* _Tasks to carry out_:
[A] Answer these questions from the Google ad-click article:
(i) By what percentage did U.S. consumer clicks on Google search ads in the first quarter decline from 2007's fourth quarter?
(ii) What is Sandeep Aggarwal's job title, and at which firm?
(iii) About how much of Google's revenue does international activity represent?
[B] In the Google ad-click article, set down word for word everything from "Data from research" down to "one of them.".

* _Text block_:
=====

Data from research firm comScore Inc. showing a drop in the number of times people click on the ads have fueled the jitters, which have already knocked almost $75 billion off Google’s market value since the beginning of the year.
ComScore released new data late Tuesday estimating that U.S. consumer clicks on Google search ads in the first quarter declined 9.3% from 2007’s fourth quarter, and rose just 1.8% from the 2007 first quarter. That compares with the 30% increase in fourth-quarter clicks from the year before that Google reported in January and a roughly 50% average increase during the previous four quarters. This “paid click” volume matters because Google gets paid for the small text ads it shows on Web search results pages only when a user clicks on one of them.
Some analysts have concluded that U.S. consumers are clicking on ads less frequently because economic problems have made them less willing to buy things. “It’s very similar to the shopping mall, where it’s full of traffic and you see people window shopping but they’re not buying anything,” says Sandeep Aggarwal, senior Internet analyst at Collins Stewart LLC. He says people are using the Internet for email and reading news, but they’re doing fewer searches for things like “cruise to Bahamas.”
ComScore says its data don’t support the idea that the economy is significantly affecting consumer search-ad clicking. “If it is, it’s to a minor degree,” says comScore Chief Executive Magid Abraham. (Google, like other Internet companies, is a paying client of comScore, though Mr. Abraham says comScore didn’t have any contact with Google during the first quarter to discuss its search-ad data.)
Instead, Mr. Abraham and some analysts cite Google-initiated efforts that are affecting the number of clicks, such as a change that made it harder for consumers to accidentally click on ads. They also note that the click data don’t take into account other factors affecting Google’s revenue, such as the price paid for each click and international activity, which represents close to half of Google’s revenue.

=====

* _Records supplied_:
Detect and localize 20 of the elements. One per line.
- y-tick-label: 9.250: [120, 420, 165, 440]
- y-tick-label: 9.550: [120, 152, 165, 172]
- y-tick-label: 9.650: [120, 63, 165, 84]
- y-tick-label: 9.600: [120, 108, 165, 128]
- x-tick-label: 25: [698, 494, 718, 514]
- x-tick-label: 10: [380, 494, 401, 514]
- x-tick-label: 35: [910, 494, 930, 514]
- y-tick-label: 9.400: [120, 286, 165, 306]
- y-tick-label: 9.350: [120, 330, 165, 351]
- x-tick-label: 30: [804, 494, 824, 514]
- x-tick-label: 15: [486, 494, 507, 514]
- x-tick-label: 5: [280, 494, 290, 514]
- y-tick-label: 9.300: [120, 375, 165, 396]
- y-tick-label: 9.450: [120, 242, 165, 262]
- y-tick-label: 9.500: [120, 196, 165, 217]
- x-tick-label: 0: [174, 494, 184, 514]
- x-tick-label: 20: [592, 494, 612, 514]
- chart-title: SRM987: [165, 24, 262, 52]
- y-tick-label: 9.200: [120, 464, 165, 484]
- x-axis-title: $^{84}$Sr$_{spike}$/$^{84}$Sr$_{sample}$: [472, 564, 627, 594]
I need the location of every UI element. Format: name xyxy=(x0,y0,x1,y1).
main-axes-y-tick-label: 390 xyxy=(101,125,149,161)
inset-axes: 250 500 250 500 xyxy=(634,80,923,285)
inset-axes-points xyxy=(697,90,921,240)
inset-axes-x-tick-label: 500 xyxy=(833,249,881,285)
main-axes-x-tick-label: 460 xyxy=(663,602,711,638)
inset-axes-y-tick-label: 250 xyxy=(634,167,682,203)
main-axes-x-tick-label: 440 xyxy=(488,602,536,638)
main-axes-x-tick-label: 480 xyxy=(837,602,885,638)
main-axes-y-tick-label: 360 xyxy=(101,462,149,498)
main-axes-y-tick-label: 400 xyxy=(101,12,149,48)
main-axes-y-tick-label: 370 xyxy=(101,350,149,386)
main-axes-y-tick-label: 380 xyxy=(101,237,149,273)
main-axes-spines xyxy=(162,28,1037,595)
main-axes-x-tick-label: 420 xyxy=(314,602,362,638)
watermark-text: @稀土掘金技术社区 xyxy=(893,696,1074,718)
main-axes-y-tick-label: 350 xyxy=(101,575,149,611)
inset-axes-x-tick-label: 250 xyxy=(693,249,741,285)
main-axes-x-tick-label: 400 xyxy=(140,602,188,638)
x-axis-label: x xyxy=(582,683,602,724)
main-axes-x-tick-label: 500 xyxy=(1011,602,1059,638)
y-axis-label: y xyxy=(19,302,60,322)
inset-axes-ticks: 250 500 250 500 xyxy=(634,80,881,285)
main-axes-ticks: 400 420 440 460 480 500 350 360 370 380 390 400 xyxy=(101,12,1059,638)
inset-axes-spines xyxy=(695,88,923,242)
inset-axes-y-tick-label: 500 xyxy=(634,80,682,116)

=====

* _Solution set_:
[A]
(i) 9.3%
(ii) Senior Internet analyst at Collins Stewart LLC
(iii) Close to half

[B]
Data from research firm comScore Inc. showing a drop in the number of times people click on the ads have fueled the jitters, which have already knocked almost $75 billion off Google’s market value since the beginning of the year.
ComScore released new data late Tuesday estimating that U.S. consumer clicks on Google search ads in the first quarter declined 9.3% from 2007’s fourth quarter, and rose just 1.8% from the 2007 first quarter. That compares with the 30% increase in fourth-quarter clicks from the year before that Google reported in January and a roughly 50% average increase during the previous four quarters. This “paid click” volume matters because Google gets paid for the small text ads it shows on Web search results pages only when a user clicks on one of them.